* START *

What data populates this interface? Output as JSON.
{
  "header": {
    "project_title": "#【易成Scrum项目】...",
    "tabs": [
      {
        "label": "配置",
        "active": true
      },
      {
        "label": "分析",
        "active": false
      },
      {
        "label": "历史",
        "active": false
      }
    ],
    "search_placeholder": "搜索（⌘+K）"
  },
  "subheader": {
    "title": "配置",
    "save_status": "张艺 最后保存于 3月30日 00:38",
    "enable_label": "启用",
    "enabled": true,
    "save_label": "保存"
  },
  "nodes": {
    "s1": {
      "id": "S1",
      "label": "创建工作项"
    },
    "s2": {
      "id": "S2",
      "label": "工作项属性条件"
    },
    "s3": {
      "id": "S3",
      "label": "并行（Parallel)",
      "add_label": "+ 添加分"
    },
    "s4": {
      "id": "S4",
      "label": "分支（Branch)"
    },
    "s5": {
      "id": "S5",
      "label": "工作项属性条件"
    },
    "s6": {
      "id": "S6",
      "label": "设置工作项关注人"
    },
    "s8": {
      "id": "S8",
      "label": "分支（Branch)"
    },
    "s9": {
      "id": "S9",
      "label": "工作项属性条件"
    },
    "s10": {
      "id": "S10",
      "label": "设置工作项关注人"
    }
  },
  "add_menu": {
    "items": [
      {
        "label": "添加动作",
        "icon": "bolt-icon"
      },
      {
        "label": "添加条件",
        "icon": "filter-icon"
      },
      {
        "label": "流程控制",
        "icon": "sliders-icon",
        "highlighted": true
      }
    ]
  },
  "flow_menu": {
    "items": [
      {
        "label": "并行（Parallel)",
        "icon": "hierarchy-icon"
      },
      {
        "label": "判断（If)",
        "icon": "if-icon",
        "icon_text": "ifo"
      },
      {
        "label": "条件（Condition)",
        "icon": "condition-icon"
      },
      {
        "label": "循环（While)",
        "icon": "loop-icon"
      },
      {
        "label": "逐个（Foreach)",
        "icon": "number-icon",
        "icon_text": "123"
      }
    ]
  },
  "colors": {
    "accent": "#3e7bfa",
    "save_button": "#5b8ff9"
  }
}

* END *

- _REQUEST_
Exactly as shown, repeat every record.

- _RESULT OF THE TASK_
What data populates this interface? Output as JSON.
{
  "header": {
    "project_title": "#【易成Scrum项目】...",
    "tabs": [
      {
        "label": "配置",
        "active": true
      },
      {
        "label": "分析",
        "active": false
      },
      {
        "label": "历史",
        "active": false
      }
    ],
    "search_placeholder": "搜索（⌘+K）"
  },
  "subheader": {
    "title": "配置",
    "save_status": "张艺 最后保存于 3月30日 00:38",
    "enable_label": "启用",
    "enabled": true,
    "save_label": "保存"
  },
  "nodes": {
    "s1": {
      "id": "S1",
      "label": "创建工作项"
    },
    "s2": {
      "id": "S2",
      "label": "工作项属性条件"
    },
    "s3": {
      "id": "S3",
      "label": "并行（Parallel)",
      "add_label": "+ 添加分"
    },
    "s4": {
      "id": "S4",
      "label": "分支（Branch)"
    },
    "s5": {
      "id": "S5",
      "label": "工作项属性条件"
    },
    "s6": {
      "id": "S6",
      "label": "设置工作项关注人"
    },
    "s8": {
      "id": "S8",
      "label": "分支（Branch)"
    },
    "s9": {
      "id": "S9",
      "label": "工作项属性条件"
    },
    "s10": {
      "id": "S10",
      "label": "设置工作项关注人"
    }
  },
  "add_menu": {
    "items": [
      {
        "label": "添加动作",
        "icon": "bolt-icon"
      },
      {
        "label": "添加条件",
        "icon": "filter-icon"
      },
      {
        "label": "流程控制",
        "icon": "sliders-icon",
        "highlighted": true
      }
    ]
  },
  "flow_menu": {
    "items": [
      {
        "label": "并行（Parallel)",
        "icon": "hierarchy-icon"
      },
      {
        "label": "判断（If)",
        "icon": "if-icon",
        "icon_text": "ifo"
      },
      {
        "label": "条件（Condition)",
        "icon": "condition-icon"
      },
      {
        "label": "循环（While)",
        "icon": "loop-icon"
      },
      {
        "label": "逐个（Foreach)",
        "icon": "number-icon",
        "icon_text": "123"
      }
    ]
  },
  "colors": {
    "accent": "#3e7bfa",
    "save_button": "#5b8ff9"
  }
}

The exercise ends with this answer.